AIM OF THE EXERCISE » Take every line that has the string "grid" and copy it out.

PROVIDED ENTRIES »
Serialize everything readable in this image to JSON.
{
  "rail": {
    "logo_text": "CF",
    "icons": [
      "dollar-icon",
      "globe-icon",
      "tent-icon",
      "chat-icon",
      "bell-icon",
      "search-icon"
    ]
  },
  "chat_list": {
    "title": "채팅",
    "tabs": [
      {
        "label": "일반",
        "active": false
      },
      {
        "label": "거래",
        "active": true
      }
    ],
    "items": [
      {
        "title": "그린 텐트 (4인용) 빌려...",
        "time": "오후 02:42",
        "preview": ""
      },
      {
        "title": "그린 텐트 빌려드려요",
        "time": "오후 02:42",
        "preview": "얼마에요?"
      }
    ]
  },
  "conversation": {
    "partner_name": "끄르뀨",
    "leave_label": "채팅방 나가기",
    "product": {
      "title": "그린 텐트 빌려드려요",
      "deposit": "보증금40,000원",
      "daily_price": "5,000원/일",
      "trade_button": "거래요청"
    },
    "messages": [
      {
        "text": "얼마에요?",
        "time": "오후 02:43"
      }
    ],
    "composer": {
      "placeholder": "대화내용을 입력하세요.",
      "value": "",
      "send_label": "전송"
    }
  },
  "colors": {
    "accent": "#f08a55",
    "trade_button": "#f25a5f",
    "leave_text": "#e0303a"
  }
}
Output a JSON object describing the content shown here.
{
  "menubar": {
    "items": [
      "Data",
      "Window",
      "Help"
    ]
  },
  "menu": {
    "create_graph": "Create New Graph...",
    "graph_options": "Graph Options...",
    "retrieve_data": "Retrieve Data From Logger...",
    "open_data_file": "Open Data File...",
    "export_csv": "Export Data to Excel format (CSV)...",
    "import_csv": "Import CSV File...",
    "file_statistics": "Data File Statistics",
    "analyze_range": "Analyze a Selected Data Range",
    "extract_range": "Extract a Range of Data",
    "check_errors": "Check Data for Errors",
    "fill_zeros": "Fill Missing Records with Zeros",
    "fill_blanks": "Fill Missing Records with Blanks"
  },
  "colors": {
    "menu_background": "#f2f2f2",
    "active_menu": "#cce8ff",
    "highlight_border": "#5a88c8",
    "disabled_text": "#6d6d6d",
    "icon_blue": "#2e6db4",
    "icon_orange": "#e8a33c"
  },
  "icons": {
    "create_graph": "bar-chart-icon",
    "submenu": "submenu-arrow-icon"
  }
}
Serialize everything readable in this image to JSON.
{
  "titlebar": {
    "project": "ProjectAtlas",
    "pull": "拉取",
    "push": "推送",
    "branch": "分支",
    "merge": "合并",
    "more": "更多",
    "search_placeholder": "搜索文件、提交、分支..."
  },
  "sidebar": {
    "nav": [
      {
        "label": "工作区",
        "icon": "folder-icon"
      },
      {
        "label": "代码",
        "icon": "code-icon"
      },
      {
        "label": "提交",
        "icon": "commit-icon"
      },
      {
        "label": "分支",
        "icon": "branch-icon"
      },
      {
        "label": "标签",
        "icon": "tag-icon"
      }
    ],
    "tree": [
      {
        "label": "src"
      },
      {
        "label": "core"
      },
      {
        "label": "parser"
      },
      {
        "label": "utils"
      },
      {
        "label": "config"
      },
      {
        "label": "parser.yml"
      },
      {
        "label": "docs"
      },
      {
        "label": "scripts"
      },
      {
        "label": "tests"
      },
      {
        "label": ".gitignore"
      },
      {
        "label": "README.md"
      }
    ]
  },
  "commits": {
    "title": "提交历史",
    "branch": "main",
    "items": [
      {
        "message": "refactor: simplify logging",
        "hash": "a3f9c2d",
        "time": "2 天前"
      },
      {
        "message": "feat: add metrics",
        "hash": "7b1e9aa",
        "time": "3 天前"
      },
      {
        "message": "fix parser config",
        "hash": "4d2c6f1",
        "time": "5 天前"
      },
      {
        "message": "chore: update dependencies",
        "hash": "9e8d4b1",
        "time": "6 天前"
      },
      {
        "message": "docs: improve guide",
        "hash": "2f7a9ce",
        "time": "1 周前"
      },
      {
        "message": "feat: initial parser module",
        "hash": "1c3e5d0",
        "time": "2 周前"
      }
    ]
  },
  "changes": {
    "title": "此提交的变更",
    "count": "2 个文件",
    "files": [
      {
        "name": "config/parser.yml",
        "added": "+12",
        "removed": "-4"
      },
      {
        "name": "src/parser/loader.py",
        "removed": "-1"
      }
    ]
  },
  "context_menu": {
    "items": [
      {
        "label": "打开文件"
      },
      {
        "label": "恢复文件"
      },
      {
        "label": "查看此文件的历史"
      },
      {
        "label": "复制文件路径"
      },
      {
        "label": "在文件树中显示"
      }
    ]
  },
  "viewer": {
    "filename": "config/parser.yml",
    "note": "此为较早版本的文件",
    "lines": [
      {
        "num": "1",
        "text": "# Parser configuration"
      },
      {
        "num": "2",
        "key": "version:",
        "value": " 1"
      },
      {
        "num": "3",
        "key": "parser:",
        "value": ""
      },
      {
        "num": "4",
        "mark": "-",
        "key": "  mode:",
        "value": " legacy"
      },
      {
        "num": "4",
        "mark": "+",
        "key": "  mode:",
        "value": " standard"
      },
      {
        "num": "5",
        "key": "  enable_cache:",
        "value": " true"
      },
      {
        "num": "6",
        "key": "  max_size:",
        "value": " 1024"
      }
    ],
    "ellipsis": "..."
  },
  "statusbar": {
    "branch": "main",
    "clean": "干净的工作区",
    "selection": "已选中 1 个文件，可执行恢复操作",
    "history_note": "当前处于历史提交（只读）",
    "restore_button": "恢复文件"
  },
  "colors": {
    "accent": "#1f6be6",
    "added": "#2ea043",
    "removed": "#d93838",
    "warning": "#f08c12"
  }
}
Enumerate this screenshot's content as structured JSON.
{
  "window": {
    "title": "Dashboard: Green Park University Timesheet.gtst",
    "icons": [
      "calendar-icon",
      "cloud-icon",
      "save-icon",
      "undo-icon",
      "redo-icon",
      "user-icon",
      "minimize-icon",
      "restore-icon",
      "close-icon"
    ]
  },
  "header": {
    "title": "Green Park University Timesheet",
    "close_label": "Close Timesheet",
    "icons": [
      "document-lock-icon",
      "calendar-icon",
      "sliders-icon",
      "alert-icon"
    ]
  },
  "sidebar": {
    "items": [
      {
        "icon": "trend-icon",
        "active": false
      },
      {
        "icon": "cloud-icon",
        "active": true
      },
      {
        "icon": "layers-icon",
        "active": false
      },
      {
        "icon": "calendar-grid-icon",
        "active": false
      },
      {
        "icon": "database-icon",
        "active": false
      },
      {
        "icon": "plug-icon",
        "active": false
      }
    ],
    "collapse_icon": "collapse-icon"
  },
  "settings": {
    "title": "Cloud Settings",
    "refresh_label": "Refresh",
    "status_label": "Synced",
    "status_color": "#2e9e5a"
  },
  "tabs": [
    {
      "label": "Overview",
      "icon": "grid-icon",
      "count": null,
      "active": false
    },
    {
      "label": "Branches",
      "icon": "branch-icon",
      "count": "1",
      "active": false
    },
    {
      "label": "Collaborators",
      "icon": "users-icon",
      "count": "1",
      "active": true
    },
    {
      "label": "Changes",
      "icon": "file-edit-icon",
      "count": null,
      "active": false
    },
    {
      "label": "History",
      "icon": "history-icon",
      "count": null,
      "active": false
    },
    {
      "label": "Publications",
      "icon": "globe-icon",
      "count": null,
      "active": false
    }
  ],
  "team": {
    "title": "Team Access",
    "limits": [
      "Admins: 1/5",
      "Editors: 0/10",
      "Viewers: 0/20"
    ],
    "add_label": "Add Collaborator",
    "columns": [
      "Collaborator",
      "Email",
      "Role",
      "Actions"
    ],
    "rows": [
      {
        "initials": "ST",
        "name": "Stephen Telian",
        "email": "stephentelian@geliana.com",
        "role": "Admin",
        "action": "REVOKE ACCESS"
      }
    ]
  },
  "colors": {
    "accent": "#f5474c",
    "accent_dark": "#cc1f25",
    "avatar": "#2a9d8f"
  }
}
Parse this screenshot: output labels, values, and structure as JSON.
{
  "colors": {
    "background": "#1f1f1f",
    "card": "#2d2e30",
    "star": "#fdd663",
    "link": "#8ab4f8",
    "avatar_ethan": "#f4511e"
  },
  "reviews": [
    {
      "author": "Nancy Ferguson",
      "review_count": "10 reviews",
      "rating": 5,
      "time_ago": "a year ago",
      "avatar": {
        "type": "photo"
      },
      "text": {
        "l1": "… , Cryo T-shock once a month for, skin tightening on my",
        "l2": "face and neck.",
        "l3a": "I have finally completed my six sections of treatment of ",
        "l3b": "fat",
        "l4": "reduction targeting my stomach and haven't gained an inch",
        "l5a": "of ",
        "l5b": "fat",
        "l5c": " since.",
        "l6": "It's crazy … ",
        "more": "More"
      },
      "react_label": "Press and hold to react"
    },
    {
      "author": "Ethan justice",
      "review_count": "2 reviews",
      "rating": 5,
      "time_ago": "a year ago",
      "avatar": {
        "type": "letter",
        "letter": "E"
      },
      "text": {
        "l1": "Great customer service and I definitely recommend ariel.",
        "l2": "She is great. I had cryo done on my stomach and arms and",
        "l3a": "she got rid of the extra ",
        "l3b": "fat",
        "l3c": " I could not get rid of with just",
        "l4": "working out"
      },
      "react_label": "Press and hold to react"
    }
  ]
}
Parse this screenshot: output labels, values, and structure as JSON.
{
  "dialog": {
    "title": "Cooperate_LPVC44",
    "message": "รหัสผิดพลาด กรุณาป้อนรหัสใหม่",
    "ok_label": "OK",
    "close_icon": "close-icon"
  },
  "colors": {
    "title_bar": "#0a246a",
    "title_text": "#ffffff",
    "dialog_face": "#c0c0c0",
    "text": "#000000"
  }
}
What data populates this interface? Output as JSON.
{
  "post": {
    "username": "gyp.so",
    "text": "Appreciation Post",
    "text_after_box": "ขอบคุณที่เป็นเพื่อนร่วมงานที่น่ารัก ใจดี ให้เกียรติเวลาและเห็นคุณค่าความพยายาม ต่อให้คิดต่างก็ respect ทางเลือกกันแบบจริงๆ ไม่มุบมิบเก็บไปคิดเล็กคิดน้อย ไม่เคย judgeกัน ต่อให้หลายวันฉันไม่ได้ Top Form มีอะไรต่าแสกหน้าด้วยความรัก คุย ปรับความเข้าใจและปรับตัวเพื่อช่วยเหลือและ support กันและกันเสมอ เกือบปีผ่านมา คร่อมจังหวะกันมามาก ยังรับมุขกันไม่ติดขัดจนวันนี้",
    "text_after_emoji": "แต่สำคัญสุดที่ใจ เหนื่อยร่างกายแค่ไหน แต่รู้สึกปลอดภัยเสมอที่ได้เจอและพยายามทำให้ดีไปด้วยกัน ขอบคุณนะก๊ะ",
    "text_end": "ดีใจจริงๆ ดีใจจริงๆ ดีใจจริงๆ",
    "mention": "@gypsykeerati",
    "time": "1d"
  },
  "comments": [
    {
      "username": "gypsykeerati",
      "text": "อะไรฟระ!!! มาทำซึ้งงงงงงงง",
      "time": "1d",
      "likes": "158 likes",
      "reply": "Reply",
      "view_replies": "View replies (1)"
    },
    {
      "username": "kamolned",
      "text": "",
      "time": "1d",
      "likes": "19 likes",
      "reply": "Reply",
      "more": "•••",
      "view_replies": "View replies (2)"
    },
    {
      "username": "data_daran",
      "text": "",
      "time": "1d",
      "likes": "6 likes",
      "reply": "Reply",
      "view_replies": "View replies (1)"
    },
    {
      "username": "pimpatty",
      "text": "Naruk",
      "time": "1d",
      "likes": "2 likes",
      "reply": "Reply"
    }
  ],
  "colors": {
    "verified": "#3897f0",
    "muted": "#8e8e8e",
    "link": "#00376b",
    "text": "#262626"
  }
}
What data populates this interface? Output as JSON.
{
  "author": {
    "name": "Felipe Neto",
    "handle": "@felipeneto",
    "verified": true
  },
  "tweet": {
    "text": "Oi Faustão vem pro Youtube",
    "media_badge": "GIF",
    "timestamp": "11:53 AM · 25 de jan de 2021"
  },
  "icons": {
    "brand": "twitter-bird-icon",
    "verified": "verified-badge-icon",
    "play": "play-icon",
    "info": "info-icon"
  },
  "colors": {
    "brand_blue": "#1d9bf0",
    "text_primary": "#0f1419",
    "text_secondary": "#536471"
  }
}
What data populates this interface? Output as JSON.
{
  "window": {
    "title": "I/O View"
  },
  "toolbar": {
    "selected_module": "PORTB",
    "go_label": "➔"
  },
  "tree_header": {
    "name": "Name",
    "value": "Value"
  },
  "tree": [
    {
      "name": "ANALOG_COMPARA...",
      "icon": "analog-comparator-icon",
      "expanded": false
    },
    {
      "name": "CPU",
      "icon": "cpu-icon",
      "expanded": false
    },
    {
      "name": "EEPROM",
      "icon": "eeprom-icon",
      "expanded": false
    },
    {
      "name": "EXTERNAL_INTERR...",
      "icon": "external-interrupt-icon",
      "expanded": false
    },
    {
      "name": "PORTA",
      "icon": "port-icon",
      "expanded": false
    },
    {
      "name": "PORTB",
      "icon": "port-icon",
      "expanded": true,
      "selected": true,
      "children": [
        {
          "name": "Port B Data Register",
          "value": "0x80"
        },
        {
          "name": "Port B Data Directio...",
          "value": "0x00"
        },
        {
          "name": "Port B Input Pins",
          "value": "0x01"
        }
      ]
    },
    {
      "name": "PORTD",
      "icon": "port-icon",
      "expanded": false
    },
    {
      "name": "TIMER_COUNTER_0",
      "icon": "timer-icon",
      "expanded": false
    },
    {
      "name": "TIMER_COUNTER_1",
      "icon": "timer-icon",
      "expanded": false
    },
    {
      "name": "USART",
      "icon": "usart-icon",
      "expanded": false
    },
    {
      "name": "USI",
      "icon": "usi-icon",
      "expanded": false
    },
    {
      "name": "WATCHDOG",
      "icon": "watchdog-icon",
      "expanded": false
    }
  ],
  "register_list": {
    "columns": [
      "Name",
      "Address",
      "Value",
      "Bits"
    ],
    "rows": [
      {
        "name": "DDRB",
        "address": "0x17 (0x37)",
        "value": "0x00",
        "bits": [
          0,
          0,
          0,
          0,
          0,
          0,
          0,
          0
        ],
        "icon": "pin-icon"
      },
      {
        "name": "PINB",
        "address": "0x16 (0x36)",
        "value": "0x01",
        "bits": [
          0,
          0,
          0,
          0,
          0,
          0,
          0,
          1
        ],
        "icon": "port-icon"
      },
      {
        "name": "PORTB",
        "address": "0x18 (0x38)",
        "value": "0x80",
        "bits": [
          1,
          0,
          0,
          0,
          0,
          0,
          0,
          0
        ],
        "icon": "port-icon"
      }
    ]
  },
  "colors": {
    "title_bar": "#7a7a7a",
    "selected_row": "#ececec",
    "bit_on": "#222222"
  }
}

RESULT OF THE EXERCISE »
        "icon": "calendar-grid-icon",
      "icon": "grid-icon",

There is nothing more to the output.